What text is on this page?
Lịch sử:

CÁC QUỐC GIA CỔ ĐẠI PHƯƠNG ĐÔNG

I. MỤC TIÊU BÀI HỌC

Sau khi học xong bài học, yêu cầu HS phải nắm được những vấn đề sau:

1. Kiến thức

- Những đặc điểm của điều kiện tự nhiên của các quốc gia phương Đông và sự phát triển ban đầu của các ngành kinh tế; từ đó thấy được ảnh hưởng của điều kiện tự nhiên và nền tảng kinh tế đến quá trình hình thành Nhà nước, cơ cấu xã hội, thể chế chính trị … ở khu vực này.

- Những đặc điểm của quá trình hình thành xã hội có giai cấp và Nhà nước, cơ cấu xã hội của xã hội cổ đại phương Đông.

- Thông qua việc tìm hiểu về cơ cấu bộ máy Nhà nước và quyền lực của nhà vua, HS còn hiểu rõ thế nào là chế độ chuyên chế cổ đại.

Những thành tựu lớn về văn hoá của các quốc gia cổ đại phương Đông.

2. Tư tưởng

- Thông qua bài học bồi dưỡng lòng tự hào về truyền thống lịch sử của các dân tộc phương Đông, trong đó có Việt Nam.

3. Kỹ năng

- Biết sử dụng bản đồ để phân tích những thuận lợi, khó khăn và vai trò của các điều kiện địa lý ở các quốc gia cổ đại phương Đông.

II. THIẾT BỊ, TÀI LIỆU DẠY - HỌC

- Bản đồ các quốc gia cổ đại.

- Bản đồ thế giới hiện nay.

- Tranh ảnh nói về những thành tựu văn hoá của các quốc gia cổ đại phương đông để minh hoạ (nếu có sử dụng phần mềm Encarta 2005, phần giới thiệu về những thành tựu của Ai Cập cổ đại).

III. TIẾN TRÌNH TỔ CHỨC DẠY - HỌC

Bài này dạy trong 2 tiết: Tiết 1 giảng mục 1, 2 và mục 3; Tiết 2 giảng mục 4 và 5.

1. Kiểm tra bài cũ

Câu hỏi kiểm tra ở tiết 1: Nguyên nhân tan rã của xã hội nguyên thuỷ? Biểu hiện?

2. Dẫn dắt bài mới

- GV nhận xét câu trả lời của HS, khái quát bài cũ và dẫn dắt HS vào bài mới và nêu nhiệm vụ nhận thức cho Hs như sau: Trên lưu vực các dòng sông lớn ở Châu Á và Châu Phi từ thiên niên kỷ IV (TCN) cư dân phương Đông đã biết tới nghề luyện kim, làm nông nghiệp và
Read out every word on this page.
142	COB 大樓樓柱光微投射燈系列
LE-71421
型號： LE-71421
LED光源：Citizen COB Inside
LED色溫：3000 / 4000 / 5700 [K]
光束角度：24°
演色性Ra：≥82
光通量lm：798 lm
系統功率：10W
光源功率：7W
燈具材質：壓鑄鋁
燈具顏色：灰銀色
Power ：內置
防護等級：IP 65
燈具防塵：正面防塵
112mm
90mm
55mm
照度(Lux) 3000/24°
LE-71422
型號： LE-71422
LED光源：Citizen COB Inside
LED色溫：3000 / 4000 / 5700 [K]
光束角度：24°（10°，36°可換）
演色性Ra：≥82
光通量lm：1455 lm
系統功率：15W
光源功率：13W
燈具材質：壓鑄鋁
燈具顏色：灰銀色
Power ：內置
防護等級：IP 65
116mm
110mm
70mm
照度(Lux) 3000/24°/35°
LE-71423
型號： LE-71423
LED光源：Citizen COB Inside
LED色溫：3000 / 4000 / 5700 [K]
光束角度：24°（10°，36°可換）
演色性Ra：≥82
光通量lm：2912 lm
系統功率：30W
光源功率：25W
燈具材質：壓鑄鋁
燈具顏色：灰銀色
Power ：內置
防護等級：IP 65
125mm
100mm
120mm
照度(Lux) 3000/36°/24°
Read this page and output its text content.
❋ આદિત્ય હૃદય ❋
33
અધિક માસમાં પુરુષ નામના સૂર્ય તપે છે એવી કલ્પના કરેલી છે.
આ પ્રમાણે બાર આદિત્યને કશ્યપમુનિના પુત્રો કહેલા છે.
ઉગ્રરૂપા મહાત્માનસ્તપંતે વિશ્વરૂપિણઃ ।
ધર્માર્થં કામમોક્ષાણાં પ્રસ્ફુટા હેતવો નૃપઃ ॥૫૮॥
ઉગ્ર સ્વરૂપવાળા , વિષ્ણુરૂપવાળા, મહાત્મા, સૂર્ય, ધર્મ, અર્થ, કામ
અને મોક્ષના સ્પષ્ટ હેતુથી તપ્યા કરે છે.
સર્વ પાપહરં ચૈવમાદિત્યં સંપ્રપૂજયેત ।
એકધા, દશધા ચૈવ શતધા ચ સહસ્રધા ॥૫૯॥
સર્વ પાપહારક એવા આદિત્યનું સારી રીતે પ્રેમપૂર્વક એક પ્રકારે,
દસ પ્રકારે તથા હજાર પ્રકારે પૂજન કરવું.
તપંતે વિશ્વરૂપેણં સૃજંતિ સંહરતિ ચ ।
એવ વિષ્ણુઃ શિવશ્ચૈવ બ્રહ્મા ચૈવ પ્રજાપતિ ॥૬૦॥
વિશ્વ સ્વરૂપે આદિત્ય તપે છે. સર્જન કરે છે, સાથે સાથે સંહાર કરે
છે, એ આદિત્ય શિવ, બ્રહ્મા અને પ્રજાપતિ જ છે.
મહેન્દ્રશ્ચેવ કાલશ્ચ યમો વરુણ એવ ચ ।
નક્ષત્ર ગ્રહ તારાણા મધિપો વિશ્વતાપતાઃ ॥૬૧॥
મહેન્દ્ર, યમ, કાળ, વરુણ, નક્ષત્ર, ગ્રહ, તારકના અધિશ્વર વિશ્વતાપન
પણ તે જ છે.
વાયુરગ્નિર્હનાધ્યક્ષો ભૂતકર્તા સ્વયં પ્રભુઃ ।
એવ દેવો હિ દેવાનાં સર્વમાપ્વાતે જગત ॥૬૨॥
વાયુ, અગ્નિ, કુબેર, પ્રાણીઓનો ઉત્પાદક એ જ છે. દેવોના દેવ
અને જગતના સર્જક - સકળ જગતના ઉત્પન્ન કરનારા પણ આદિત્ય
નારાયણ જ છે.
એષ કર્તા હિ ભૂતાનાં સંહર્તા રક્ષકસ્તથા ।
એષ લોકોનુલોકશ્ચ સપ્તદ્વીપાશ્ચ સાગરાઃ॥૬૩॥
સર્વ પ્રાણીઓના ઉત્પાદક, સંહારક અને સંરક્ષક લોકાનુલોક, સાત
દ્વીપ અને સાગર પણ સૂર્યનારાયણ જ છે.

*-*-*

▶ _Set exercise_
Write down the full listing again, exactly.

▶ _Reply_
What text is on this page?
Lịch sử:

CÁC QUỐC GIA CỔ ĐẠI PHƯƠNG ĐÔNG

I. MỤC TIÊU BÀI HỌC

Sau khi học xong bài học, yêu cầu HS phải nắm được những vấn đề sau:

1. Kiến thức

- Những đặc điểm của điều kiện tự nhiên của các quốc gia phương Đông và sự phát triển ban đầu của các ngành kinh tế; từ đó thấy được ảnh hưởng của điều kiện tự nhiên và nền tảng kinh tế đến quá trình hình thành Nhà nước, cơ cấu xã hội, thể chế chính trị … ở khu vực này.

- Những đặc điểm của quá trình hình thành xã hội có giai cấp và Nhà nước, cơ cấu xã hội của xã hội cổ đại phương Đông.

- Thông qua việc tìm hiểu về cơ cấu bộ máy Nhà nước và quyền lực của nhà vua, HS còn hiểu rõ thế nào là chế độ chuyên chế cổ đại.

Những thành tựu lớn về văn hoá của các quốc gia cổ đại phương Đông.

2. Tư tưởng

- Thông qua bài học bồi dưỡng lòng tự hào về truyền thống lịch sử của các dân tộc phương Đông, trong đó có Việt Nam.

3. Kỹ năng

- Biết sử dụng bản đồ để phân tích những thuận lợi, khó khăn và vai trò của các điều kiện địa lý ở các quốc gia cổ đại phương Đông.

II. THIẾT BỊ, TÀI LIỆU DẠY - HỌC

- Bản đồ các quốc gia cổ đại.

- Bản đồ thế giới hiện nay.

- Tranh ảnh nói về những thành tựu văn hoá của các quốc gia cổ đại phương đông để minh hoạ (nếu có sử dụng phần mềm Encarta 2005, phần giới thiệu về những thành tựu của Ai Cập cổ đại).

III. TIẾN TRÌNH TỔ CHỨC DẠY - HỌC

Bài này dạy trong 2 tiết: Tiết 1 giảng mục 1, 2 và mục 3; Tiết 2 giảng mục 4 và 5.

1. Kiểm tra bài cũ

Câu hỏi kiểm tra ở tiết 1: Nguyên nhân tan rã của xã hội nguyên thuỷ? Biểu hiện?

2. Dẫn dắt bài mới

- GV nhận xét câu trả lời của HS, khái quát bài cũ và dẫn dắt HS vào bài mới và nêu nhiệm vụ nhận thức cho Hs như sau: Trên lưu vực các dòng sông lớn ở Châu Á và Châu Phi từ thiên niên kỷ IV (TCN) cư dân phương Đông đã biết tới nghề luyện kim, làm nông nghiệp và
Read out every word on this page.
142	COB 大樓樓柱光微投射燈系列
LE-71421
型號： LE-71421
LED光源：Citizen COB Inside
LED色溫：3000 / 4000 / 5700 [K]
光束角度：24°
演色性Ra：≥82
光通量lm：798 lm
系統功率：10W
光源功率：7W
燈具材質：壓鑄鋁
燈具顏色：灰銀色
Power ：內置
防護等級：IP 65
燈具防塵：正面防塵
112mm
90mm
55mm
照度(Lux) 3000/24°
LE-71422
型號： LE-71422
LED光源：Citizen COB Inside
LED色溫：3000 / 4000 / 5700 [K]
光束角度：24°（10°，36°可換）
演色性Ra：≥82
光通量lm：1455 lm
系統功率：15W
光源功率：13W
燈具材質：壓鑄鋁
燈具顏色：灰銀色
Power ：內置
防護等級：IP 65
116mm
110mm
70mm
照度(Lux) 3000/24°/35°
LE-71423
型號： LE-71423
LED光源：Citizen COB Inside
LED色溫：3000 / 4000 / 5700 [K]
光束角度：24°（10°，36°可換）
演色性Ra：≥82
光通量lm：2912 lm
系統功率：30W
光源功率：25W
燈具材質：壓鑄鋁
燈具顏色：灰銀色
Power ：內置
防護等級：IP 65
125mm
100mm
120mm
照度(Lux) 3000/36°/24°
Read this page and output its text content.
❋ આદિત્ય હૃદય ❋
33
અધિક માસમાં પુરુષ નામના સૂર્ય તપે છે એવી કલ્પના કરેલી છે.
આ પ્રમાણે બાર આદિત્યને કશ્યપમુનિના પુત્રો કહેલા છે.
ઉગ્રરૂપા મહાત્માનસ્તપંતે વિશ્વરૂપિણઃ ।
ધર્માર્થં કામમોક્ષાણાં પ્રસ્ફુટા હેતવો નૃપઃ ॥૫૮॥
ઉગ્ર સ્વરૂપવાળા , વિષ્ણુરૂપવાળા, મહાત્મા, સૂર્ય, ધર્મ, અર્થ, કામ
અને મોક્ષના સ્પષ્ટ હેતુથી તપ્યા કરે છે.
સર્વ પાપહરં ચૈવમાદિત્યં સંપ્રપૂજયેત ।
એકધા, દશધા ચૈવ શતધા ચ સહસ્રધા ॥૫૯॥
સર્વ પાપહારક એવા આદિત્યનું સારી રીતે પ્રેમપૂર્વક એક પ્રકારે,
દસ પ્રકારે તથા હજાર પ્રકારે પૂજન કરવું.
તપંતે વિશ્વરૂપેણં સૃજંતિ સંહરતિ ચ ।
એવ વિષ્ણુઃ શિવશ્ચૈવ બ્રહ્મા ચૈવ પ્રજાપતિ ॥૬૦॥
વિશ્વ સ્વરૂપે આદિત્ય તપે છે. સર્જન કરે છે, સાથે સાથે સંહાર કરે
છે, એ આદિત્ય શિવ, બ્રહ્મા અને પ્રજાપતિ જ છે.
મહેન્દ્રશ્ચેવ કાલશ્ચ યમો વરુણ એવ ચ ।
નક્ષત્ર ગ્રહ તારાણા મધિપો વિશ્વતાપતાઃ ॥૬૧॥
મહેન્દ્ર, યમ, કાળ, વરુણ, નક્ષત્ર, ગ્રહ, તારકના અધિશ્વર વિશ્વતાપન
પણ તે જ છે.
વાયુરગ્નિર્હનાધ્યક્ષો ભૂતકર્તા સ્વયં પ્રભુઃ ।
એવ દેવો હિ દેવાનાં સર્વમાપ્વાતે જગત ॥૬૨॥
વાયુ, અગ્નિ, કુબેર, પ્રાણીઓનો ઉત્પાદક એ જ છે. દેવોના દેવ
અને જગતના સર્જક - સકળ જગતના ઉત્પન્ન કરનારા પણ આદિત્ય
નારાયણ જ છે.
એષ કર્તા હિ ભૂતાનાં સંહર્તા રક્ષકસ્તથા ।
એષ લોકોનુલોકશ્ચ સપ્તદ્વીપાશ્ચ સાગરાઃ॥૬૩॥
સર્વ પ્રાણીઓના ઉત્પાદક, સંહારક અને સંરક્ષક લોકાનુલોક, સાત
દ્વીપ અને સાગર પણ સૂર્યનારાયણ જ છે.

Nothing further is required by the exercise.